> **TASK TO CARRY OUT**
Quote the data below in full, please, without altering anything.

> **Stored items from a collection**

◇ ◇ ◇

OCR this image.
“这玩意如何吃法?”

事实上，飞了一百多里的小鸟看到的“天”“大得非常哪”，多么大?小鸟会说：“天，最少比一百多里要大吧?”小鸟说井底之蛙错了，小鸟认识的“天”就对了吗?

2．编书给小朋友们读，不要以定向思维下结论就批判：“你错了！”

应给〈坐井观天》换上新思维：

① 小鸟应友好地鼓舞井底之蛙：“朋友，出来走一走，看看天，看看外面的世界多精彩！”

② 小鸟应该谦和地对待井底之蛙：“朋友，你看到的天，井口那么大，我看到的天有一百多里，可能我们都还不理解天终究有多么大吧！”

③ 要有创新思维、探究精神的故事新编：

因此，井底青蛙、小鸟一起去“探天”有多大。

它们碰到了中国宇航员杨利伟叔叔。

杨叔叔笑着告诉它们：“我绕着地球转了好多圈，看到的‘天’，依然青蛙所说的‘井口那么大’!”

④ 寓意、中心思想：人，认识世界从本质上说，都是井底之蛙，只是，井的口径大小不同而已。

◇ ◇ ◇

> **RESULT OF THIS TASK**
OCR this image.
“这玩意如何吃法?”

事实上，飞了一百多里的小鸟看到的“天”“大得非常哪”，多么大?小鸟会说：“天，最少比一百多里要大吧?”小鸟说井底之蛙错了，小鸟认识的“天”就对了吗?

2．编书给小朋友们读，不要以定向思维下结论就批判：“你错了！”

应给〈坐井观天》换上新思维：

① 小鸟应友好地鼓舞井底之蛙：“朋友，出来走一走，看看天，看看外面的世界多精彩！”

② 小鸟应该谦和地对待井底之蛙：“朋友，你看到的天，井口那么大，我看到的天有一百多里，可能我们都还不理解天终究有多么大吧！”

③ 要有创新思维、探究精神的故事新编：

因此，井底青蛙、小鸟一起去“探天”有多大。

它们碰到了中国宇航员杨利伟叔叔。

杨叔叔笑着告诉它们：“我绕着地球转了好多圈，看到的‘天’，依然青蛙所说的‘井口那么大’!”

④ 寓意、中心思想：人，认识世界从本质上说，都是井底之蛙，只是，井的口径大小不同而已。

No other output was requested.